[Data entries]
☆ ☆ ☆ ☆

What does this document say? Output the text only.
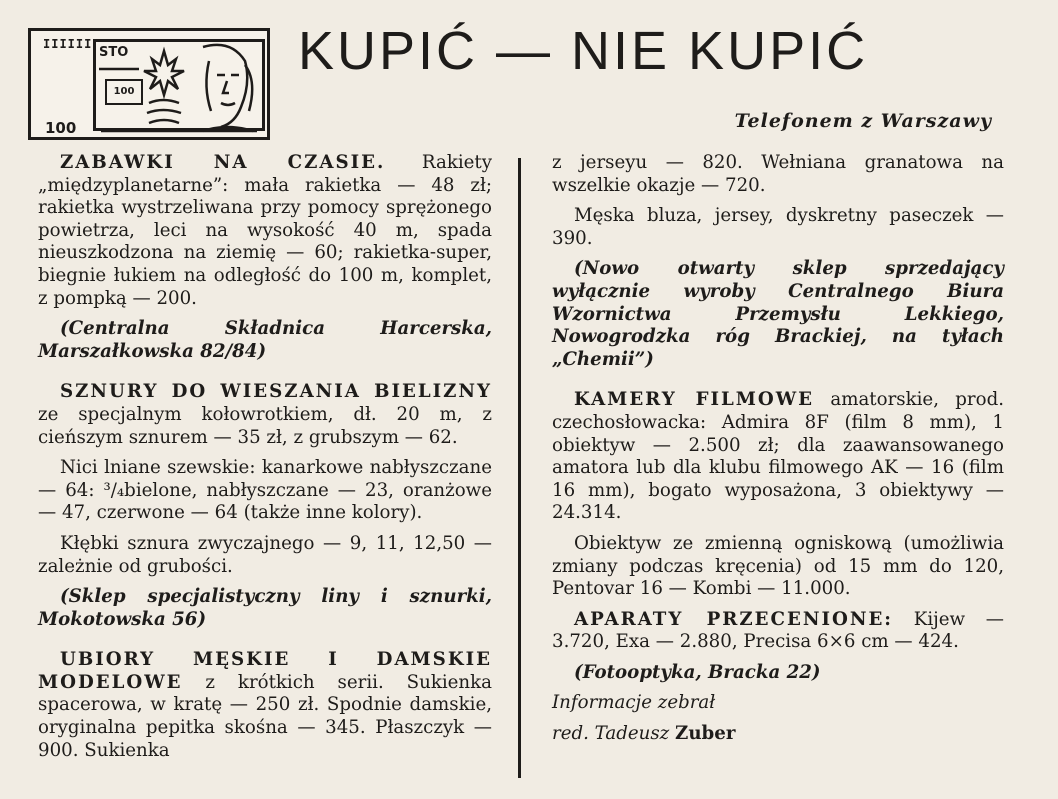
IIIIII
STO
100
100
KUPIĆ — NIE KUPIĆ
Telefonem z Warszawy

ZABAWKI NA CZASIE. Rakiety „międzyplanetarne”: mała rakietka — 48 zł; rakietka wystrzeliwana przy pomocy sprężonego powietrza, leci na wysokość 40 m, spada nieuszkodzona na ziemię — 60; rakietka-super, biegnie łukiem na odległość do 100 m, komplet, z pompką — 200.

(Centralna Składnica Harcerska, Marszałkowska 82/84)

SZNURY DO WIESZANIA BIELIZNY ze specjalnym kołowrotkiem, dł. 20 m, z cieńszym sznurem — 35 zł, z grubszym — 62.

Nici lniane szewskie: kanarkowe nabłyszczane — 64: ³/₄bielone, nabłyszczane — 23, oranżowe — 47, czerwone — 64 (także inne kolory).

Kłębki sznura zwyczajnego — 9, 11, 12,50 — zależnie od grubości.

(Sklep specjalistyczny liny i sznurki, Mokotowska 56)

UBIORY MĘSKIE I DAMSKIE MODELOWE z krótkich serii. Sukienka spacerowa, w kratę — 250 zł. Spodnie damskie, oryginalna pepitka skośna — 345. Płaszczyk — 900. Sukienka

z jerseyu — 820. Wełniana granatowa na wszelkie okazje — 720.

Męska bluza, jersey, dyskretny paseczek — 390.

(Nowo otwarty sklep sprzedający wyłącznie wyroby Centralnego Biura Wzornictwa Przemysłu Lekkiego, Nowogrodzka róg Brackiej, na tyłach „Chemii”)

KAMERY FILMOWE amatorskie, prod. czechosłowacka: Admira 8F (film 8 mm), 1 obiektyw — 2.500 zł; dla zaawansowanego amatora lub dla klubu filmowego AK — 16 (film 16 mm), bogato wyposażona, 3 obiektywy — 24.314.

Obiektyw ze zmienną ogniskową (umożliwia zmiany podczas kręcenia) od 15 mm do 120, Pentovar 16 — Kombi — 11.000.

APARATY PRZECENIONE: Kijew — 3.720, Exa — 2.880, Precisa 6×6 cm — 424.

(Fotooptyka, Bracka 22)

Informacje zebrał

red. Tadeusz Zuber
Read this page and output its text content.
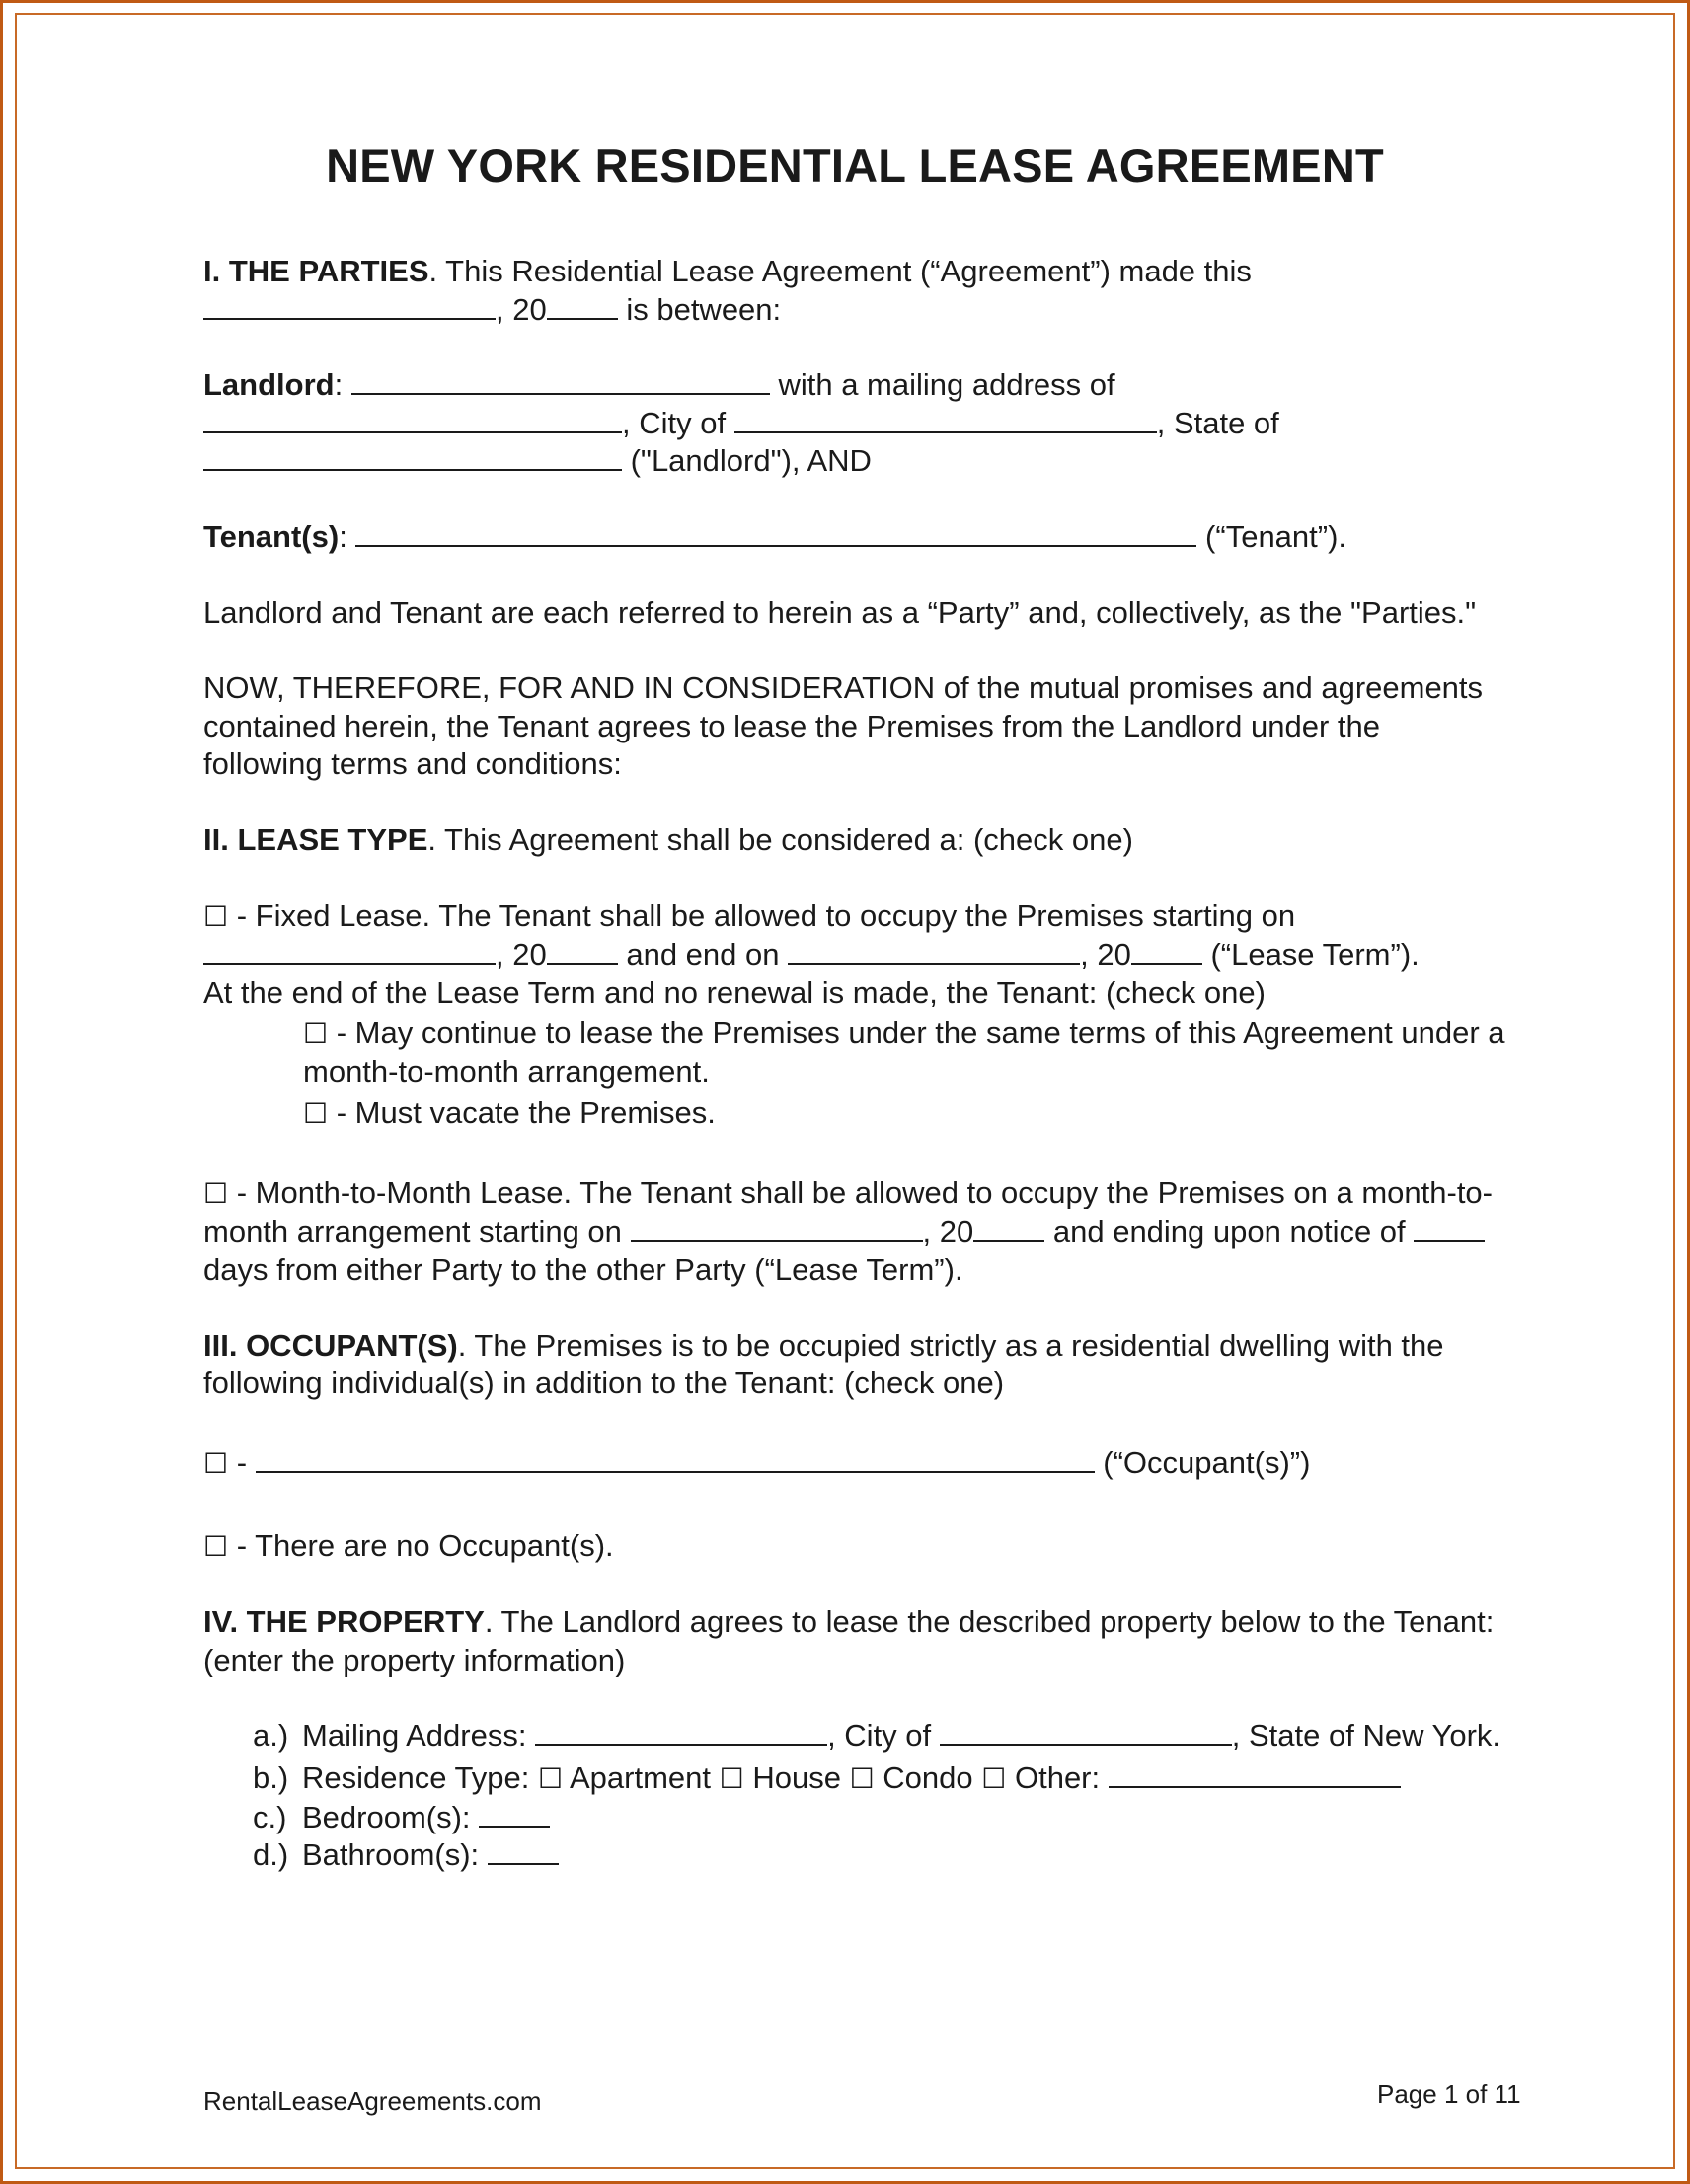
NEW YORK RESIDENTIAL LEASE AGREEMENT

I. THE PARTIES. This Residential Lease Agreement (“Agreement”) made this
, 20 is between:

Landlord:	with a mailing address of
, City of	, State of
("Landlord"), AND

Tenant(s):	(“Tenant”).

Landlord and Tenant are each referred to herein as a “Party” and, collectively, as the "Parties."

NOW, THEREFORE, FOR AND IN CONSIDERATION of the mutual promises and agreements contained herein, the Tenant agrees to lease the Premises from the Landlord under the following terms and conditions:

II. LEASE TYPE. This Agreement shall be considered a: (check one)

☐ - Fixed Lease. The Tenant shall be allowed to occupy the Premises starting on
, 20 and end on	, 20 (“Lease Term”).
At the end of the Lease Term and no renewal is made, the Tenant: (check one)

☐ - May continue to lease the Premises under the same terms of this Agreement under a month-to-month arrangement.

☐ - Must vacate the Premises.

☐ - Month-to-Month Lease. The Tenant shall be allowed to occupy the Premises on a month-to-month arrangement starting on	, 20 and ending upon notice of  days from either Party to the other Party (“Lease Term”).

III. OCCUPANT(S). The Premises is to be occupied strictly as a residential dwelling with the following individual(s) in addition to the Tenant: (check one)

☐ -	(“Occupant(s)”)

☐ - There are no Occupant(s).

IV. THE PROPERTY. The Landlord agrees to lease the described property below to the Tenant: (enter the property information)

a.) Mailing Address:	, City of	, State of New York.
b.) Residence Type: ☐ Apartment ☐ House ☐ Condo ☐ Other:
c.) Bedroom(s):
d.) Bathroom(s):
RentalLeaseAgreements.com	Page 1 of 11
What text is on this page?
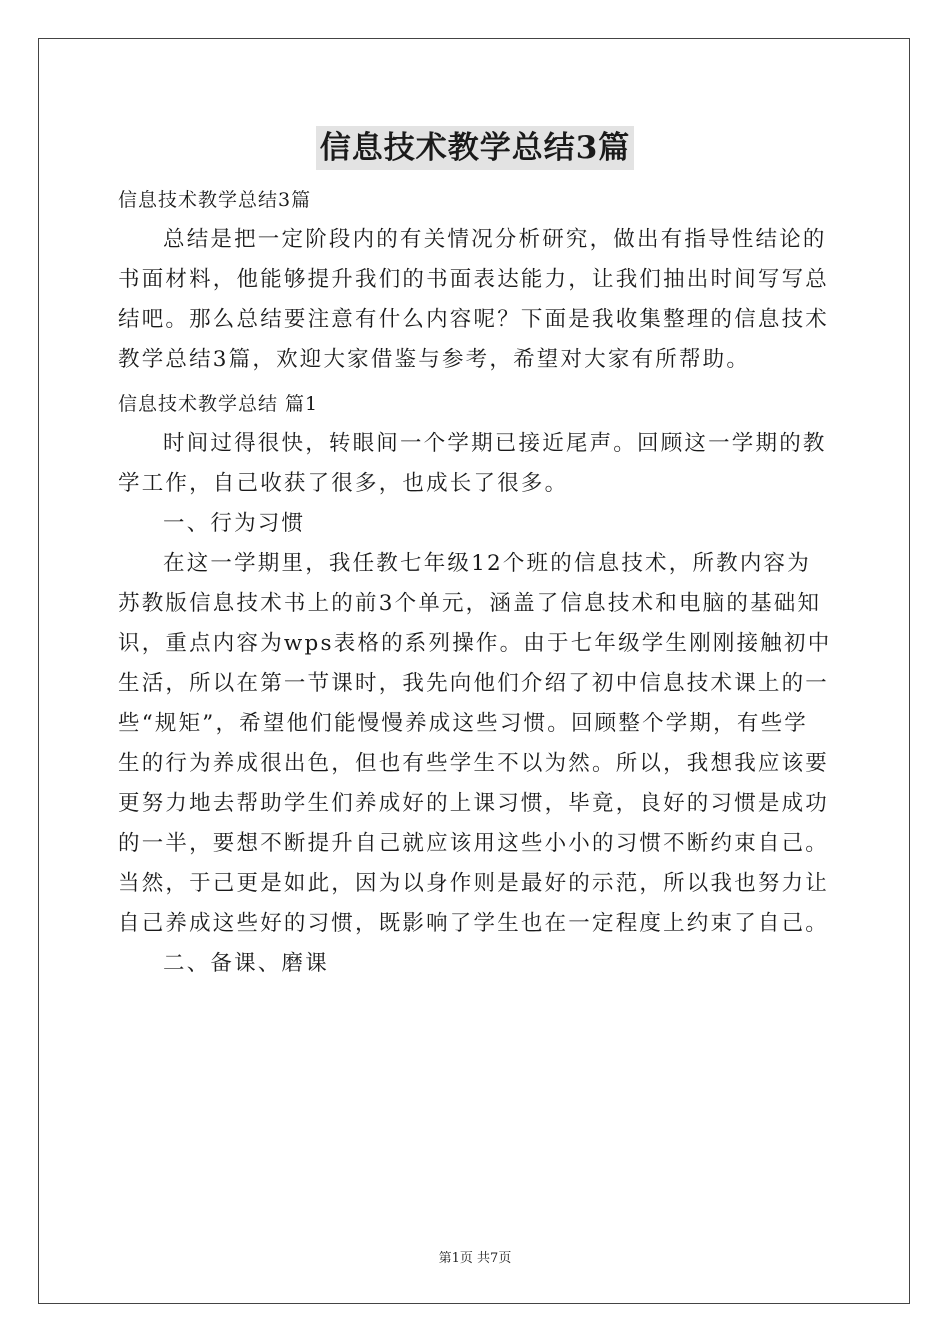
信息技术教学总结3篇
信息技术教学总结3篇
总结是把一定阶段内的有关情况分析研究，做出有指导性结论的
书面材料，他能够提升我们的书面表达能力，让我们抽出时间写写总
结吧。那么总结要注意有什么内容呢？下面是我收集整理的信息技术
教学总结3篇，欢迎大家借鉴与参考，希望对大家有所帮助。
信息技术教学总结 篇1
时间过得很快，转眼间一个学期已接近尾声。回顾这一学期的教
学工作，自己收获了很多，也成长了很多。
一、行为习惯
在这一学期里，我任教七年级12个班的信息技术，所教内容为
苏教版信息技术书上的前3个单元，涵盖了信息技术和电脑的基础知
识，重点内容为wps表格的系列操作。由于七年级学生刚刚接触初中
生活，所以在第一节课时，我先向他们介绍了初中信息技术课上的一
些“规矩”，希望他们能慢慢养成这些习惯。回顾整个学期，有些学
生的行为养成很出色，但也有些学生不以为然。所以，我想我应该要
更努力地去帮助学生们养成好的上课习惯，毕竟，良好的习惯是成功
的一半，要想不断提升自己就应该用这些小小的习惯不断约束自己。
当然，于己更是如此，因为以身作则是最好的示范，所以我也努力让
自己养成这些好的习惯，既影响了学生也在一定程度上约束了自己。
二、备课、磨课
第1页 共7页
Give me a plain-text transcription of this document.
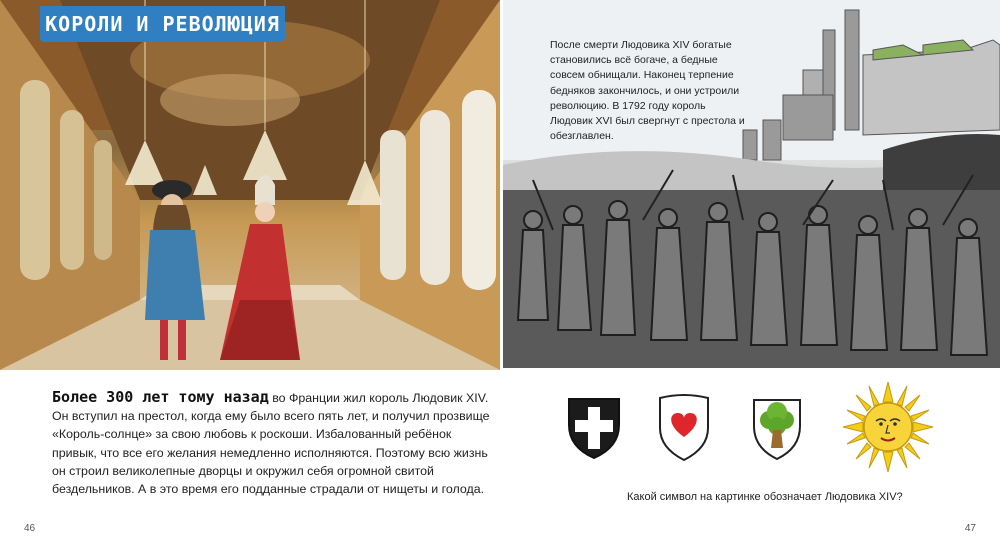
КОРОЛИ И РЕВОЛЮЦИЯ
Более 300 лет тому назад во Франции жил король Людовик XIV. Он вступил на престол, когда ему было всего пять лет, и получил прозвище «Король-солнце» за свою любовь к роскоши. Избалованный ребёнок привык, что все его желания немедленно исполняются. Поэтому всю жизнь он строил великолепные дворцы и окружил себя огромной свитой бездельников. А в это время его подданные страдали от нищеты и голода.
46
После смерти Людовика XIV богатые становились всё богаче, а бедные совсем обнищали. Наконец терпение бедняков закончилось, и они устроили революцию. В 1792 году король Людовик XVI был свергнут с престола и обезглавлен.
Какой символ на картинке обозначает Людовика XIV?
47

☆ ☆ ☆ ☆

What to do
Using the material above, state how many lines include the string "Tenant". Answer with a single number.

Full output
8